What you should do: Each entry below must be repeated word for word.

Exercise materials:

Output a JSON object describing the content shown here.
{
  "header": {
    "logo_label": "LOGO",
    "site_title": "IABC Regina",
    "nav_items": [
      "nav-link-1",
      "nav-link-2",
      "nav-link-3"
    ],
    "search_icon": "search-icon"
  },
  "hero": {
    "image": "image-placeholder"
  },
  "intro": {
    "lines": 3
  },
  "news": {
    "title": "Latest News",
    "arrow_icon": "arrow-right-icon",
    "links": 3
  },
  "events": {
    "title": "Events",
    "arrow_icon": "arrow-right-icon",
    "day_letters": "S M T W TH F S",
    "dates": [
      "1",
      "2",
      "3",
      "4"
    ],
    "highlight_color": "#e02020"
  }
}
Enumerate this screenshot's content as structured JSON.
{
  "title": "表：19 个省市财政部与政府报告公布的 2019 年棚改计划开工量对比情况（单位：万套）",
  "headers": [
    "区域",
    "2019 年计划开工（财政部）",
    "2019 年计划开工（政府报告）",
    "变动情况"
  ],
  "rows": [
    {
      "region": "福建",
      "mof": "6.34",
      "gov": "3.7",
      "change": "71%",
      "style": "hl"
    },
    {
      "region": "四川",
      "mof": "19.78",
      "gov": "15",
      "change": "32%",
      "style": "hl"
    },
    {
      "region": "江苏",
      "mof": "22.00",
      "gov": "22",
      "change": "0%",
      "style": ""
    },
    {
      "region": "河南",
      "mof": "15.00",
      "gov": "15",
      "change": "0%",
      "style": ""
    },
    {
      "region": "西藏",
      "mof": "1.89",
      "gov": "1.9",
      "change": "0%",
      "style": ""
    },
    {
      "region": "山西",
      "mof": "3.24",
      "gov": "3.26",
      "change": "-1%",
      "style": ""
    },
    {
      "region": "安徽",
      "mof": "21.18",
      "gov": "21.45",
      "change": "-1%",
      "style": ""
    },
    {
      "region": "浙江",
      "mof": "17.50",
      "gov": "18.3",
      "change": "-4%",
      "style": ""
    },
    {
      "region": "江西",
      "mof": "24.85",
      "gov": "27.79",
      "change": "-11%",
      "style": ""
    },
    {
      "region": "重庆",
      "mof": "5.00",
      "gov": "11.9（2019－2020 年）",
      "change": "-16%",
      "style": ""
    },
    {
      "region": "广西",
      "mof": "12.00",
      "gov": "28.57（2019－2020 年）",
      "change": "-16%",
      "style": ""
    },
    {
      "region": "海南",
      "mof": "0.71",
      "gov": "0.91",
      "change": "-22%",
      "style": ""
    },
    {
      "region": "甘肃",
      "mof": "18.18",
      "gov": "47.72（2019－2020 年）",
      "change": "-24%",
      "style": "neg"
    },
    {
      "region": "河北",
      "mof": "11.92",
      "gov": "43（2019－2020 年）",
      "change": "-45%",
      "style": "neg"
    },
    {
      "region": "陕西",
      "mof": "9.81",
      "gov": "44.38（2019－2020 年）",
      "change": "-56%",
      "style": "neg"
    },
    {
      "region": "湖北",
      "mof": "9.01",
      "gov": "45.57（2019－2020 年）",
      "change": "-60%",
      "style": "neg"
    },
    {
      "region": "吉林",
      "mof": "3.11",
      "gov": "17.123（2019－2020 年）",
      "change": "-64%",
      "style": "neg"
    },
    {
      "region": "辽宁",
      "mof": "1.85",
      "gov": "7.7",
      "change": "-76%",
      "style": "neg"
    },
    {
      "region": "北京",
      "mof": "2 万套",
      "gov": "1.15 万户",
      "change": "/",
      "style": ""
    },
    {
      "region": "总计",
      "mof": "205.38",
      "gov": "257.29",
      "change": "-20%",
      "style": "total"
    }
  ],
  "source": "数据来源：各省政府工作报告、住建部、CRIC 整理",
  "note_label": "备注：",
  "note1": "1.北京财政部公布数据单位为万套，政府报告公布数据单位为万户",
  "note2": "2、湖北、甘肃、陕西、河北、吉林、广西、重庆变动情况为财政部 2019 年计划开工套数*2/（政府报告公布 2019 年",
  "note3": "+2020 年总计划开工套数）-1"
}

Result below:
Output a JSON object describing the content shown here.
{
  "header": {
    "logo_label": "LOGO",
    "site_title": "IABC Regina",
    "nav_items": [
      "nav-link-1",
      "nav-link-2",
      "nav-link-3"
    ],
    "search_icon": "search-icon"
  },
  "hero": {
    "image": "image-placeholder"
  },
  "intro": {
    "lines": 3
  },
  "news": {
    "title": "Latest News",
    "arrow_icon": "arrow-right-icon",
    "links": 3
  },
  "events": {
    "title": "Events",
    "arrow_icon": "arrow-right-icon",
    "day_letters": "S M T W TH F S",
    "dates": [
      "1",
      "2",
      "3",
      "4"
    ],
    "highlight_color": "#e02020"
  }
}
Enumerate this screenshot's content as structured JSON.
{
  "title": "表：19 个省市财政部与政府报告公布的 2019 年棚改计划开工量对比情况（单位：万套）",
  "headers": [
    "区域",
    "2019 年计划开工（财政部）",
    "2019 年计划开工（政府报告）",
    "变动情况"
  ],
  "rows": [
    {
      "region": "福建",
      "mof": "6.34",
      "gov": "3.7",
      "change": "71%",
      "style": "hl"
    },
    {
      "region": "四川",
      "mof": "19.78",
      "gov": "15",
      "change": "32%",
      "style": "hl"
    },
    {
      "region": "江苏",
      "mof": "22.00",
      "gov": "22",
      "change": "0%",
      "style": ""
    },
    {
      "region": "河南",
      "mof": "15.00",
      "gov": "15",
      "change": "0%",
      "style": ""
    },
    {
      "region": "西藏",
      "mof": "1.89",
      "gov": "1.9",
      "change": "0%",
      "style": ""
    },
    {
      "region": "山西",
      "mof": "3.24",
      "gov": "3.26",
      "change": "-1%",
      "style": ""
    },
    {
      "region": "安徽",
      "mof": "21.18",
      "gov": "21.45",
      "change": "-1%",
      "style": ""
    },
    {
      "region": "浙江",
      "mof": "17.50",
      "gov": "18.3",
      "change": "-4%",
      "style": ""
    },
    {
      "region": "江西",
      "mof": "24.85",
      "gov": "27.79",
      "change": "-11%",
      "style": ""
    },
    {
      "region": "重庆",
      "mof": "5.00",
      "gov": "11.9（2019－2020 年）",
      "change": "-16%",
      "style": ""
    },
    {
      "region": "广西",
      "mof": "12.00",
      "gov": "28.57（2019－2020 年）",
      "change": "-16%",
      "style": ""
    },
    {
      "region": "海南",
      "mof": "0.71",
      "gov": "0.91",
      "change": "-22%",
      "style": ""
    },
    {
      "region": "甘肃",
      "mof": "18.18",
      "gov": "47.72（2019－2020 年）",
      "change": "-24%",
      "style": "neg"
    },
    {
      "region": "河北",
      "mof": "11.92",
      "gov": "43（2019－2020 年）",
      "change": "-45%",
      "style": "neg"
    },
    {
      "region": "陕西",
      "mof": "9.81",
      "gov": "44.38（2019－2020 年）",
      "change": "-56%",
      "style": "neg"
    },
    {
      "region": "湖北",
      "mof": "9.01",
      "gov": "45.57（2019－2020 年）",
      "change": "-60%",
      "style": "neg"
    },
    {
      "region": "吉林",
      "mof": "3.11",
      "gov": "17.123（2019－2020 年）",
      "change": "-64%",
      "style": "neg"
    },
    {
      "region": "辽宁",
      "mof": "1.85",
      "gov": "7.7",
      "change": "-76%",
      "style": "neg"
    },
    {
      "region": "北京",
      "mof": "2 万套",
      "gov": "1.15 万户",
      "change": "/",
      "style": ""
    },
    {
      "region": "总计",
      "mof": "205.38",
      "gov": "257.29",
      "change": "-20%",
      "style": "total"
    }
  ],
  "source": "数据来源：各省政府工作报告、住建部、CRIC 整理",
  "note_label": "备注：",
  "note1": "1.北京财政部公布数据单位为万套，政府报告公布数据单位为万户",
  "note2": "2、湖北、甘肃、陕西、河北、吉林、广西、重庆变动情况为财政部 2019 年计划开工套数*2/（政府报告公布 2019 年",
  "note3": "+2020 年总计划开工套数）-1"
}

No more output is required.